- Opening Delimiter -
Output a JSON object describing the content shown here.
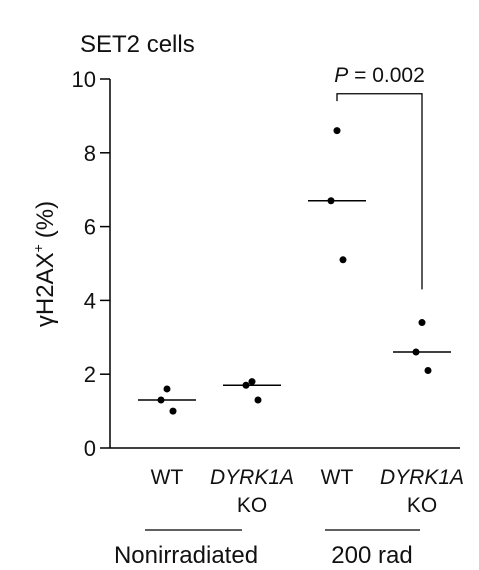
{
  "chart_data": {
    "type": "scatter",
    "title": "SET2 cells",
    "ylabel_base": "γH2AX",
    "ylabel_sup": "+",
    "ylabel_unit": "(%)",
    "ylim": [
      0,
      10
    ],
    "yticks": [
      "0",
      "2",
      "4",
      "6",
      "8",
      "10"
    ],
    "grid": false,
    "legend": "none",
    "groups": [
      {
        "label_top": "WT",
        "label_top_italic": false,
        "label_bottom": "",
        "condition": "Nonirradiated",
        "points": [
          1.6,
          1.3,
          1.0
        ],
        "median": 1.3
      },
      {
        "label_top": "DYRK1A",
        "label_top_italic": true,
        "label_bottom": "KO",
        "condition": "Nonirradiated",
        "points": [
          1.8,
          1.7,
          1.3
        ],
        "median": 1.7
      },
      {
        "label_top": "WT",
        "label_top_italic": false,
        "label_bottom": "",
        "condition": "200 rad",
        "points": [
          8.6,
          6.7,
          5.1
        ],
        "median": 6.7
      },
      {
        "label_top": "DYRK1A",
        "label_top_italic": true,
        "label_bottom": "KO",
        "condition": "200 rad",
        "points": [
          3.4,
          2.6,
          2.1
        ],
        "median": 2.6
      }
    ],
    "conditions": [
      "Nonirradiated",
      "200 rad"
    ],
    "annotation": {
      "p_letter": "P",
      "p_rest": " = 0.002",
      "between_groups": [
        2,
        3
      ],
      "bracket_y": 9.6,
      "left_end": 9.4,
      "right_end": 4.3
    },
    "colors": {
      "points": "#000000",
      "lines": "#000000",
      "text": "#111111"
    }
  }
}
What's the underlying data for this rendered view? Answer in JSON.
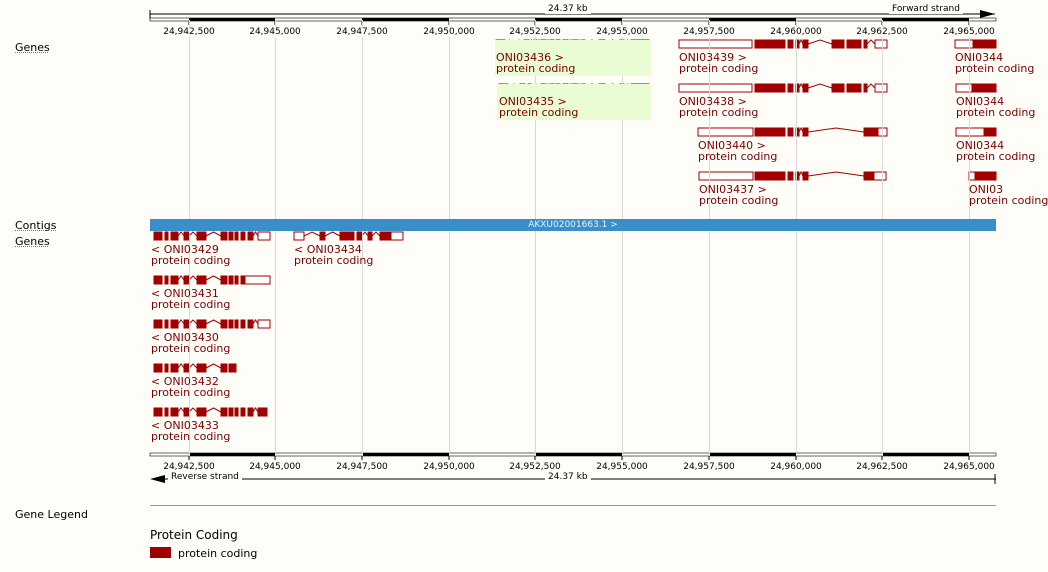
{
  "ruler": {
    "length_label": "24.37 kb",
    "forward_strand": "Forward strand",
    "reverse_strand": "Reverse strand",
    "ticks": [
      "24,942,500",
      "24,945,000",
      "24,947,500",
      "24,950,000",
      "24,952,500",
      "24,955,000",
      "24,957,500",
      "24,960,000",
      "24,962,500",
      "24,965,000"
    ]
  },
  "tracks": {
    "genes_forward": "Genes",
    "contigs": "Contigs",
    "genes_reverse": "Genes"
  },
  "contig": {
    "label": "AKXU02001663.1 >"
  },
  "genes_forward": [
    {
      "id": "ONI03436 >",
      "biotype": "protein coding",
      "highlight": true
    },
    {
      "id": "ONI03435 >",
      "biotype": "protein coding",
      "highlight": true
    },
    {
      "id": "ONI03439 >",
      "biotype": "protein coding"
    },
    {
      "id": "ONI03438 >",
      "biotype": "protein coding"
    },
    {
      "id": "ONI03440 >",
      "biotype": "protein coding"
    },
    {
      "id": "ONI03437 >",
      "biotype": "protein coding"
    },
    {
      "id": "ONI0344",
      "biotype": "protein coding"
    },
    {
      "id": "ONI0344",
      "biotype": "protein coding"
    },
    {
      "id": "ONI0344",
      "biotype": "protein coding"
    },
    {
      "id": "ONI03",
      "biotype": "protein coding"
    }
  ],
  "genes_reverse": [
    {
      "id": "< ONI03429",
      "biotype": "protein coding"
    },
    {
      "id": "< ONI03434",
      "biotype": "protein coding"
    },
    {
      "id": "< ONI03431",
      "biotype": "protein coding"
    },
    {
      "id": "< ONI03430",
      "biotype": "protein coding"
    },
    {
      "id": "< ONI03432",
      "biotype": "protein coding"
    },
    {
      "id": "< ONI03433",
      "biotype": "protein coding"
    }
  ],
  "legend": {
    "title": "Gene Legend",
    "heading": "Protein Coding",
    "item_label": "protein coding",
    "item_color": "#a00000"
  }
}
- Closing Delimiter -
Task requirements: What is needed is an exact copy of the lines from the line with "What's the underlying" to the end of the data above, both included, without any pictures.

Answer for this exercise:
What's the underlying data for this rendered view? Answer in JSON.
{
  "ruler": {
    "length_label": "24.37 kb",
    "forward_strand": "Forward strand",
    "reverse_strand": "Reverse strand",
    "ticks": [
      "24,942,500",
      "24,945,000",
      "24,947,500",
      "24,950,000",
      "24,952,500",
      "24,955,000",
      "24,957,500",
      "24,960,000",
      "24,962,500",
      "24,965,000"
    ]
  },
  "tracks": {
    "genes_forward": "Genes",
    "contigs": "Contigs",
    "genes_reverse": "Genes"
  },
  "contig": {
    "label": "AKXU02001663.1 >"
  },
  "genes_forward": [
    {
      "id": "ONI03436 >",
      "biotype": "protein coding",
      "highlight": true
    },
    {
      "id": "ONI03435 >",
      "biotype": "protein coding",
      "highlight": true
    },
    {
      "id": "ONI03439 >",
      "biotype": "protein coding"
    },
    {
      "id": "ONI03438 >",
      "biotype": "protein coding"
    },
    {
      "id": "ONI03440 >",
      "biotype": "protein coding"
    },
    {
      "id": "ONI03437 >",
      "biotype": "protein coding"
    },
    {
      "id": "ONI0344",
      "biotype": "protein coding"
    },
    {
      "id": "ONI0344",
      "biotype": "protein coding"
    },
    {
      "id": "ONI0344",
      "biotype": "protein coding"
    },
    {
      "id": "ONI03",
      "biotype": "protein coding"
    }
  ],
  "genes_reverse": [
    {
      "id": "< ONI03429",
      "biotype": "protein coding"
    },
    {
      "id": "< ONI03434",
      "biotype": "protein coding"
    },
    {
      "id": "< ONI03431",
      "biotype": "protein coding"
    },
    {
      "id": "< ONI03430",
      "biotype": "protein coding"
    },
    {
      "id": "< ONI03432",
      "biotype": "protein coding"
    },
    {
      "id": "< ONI03433",
      "biotype": "protein coding"
    }
  ],
  "legend": {
    "title": "Gene Legend",
    "heading": "Protein Coding",
    "item_label": "protein coding",
    "item_color": "#a00000"
  }
}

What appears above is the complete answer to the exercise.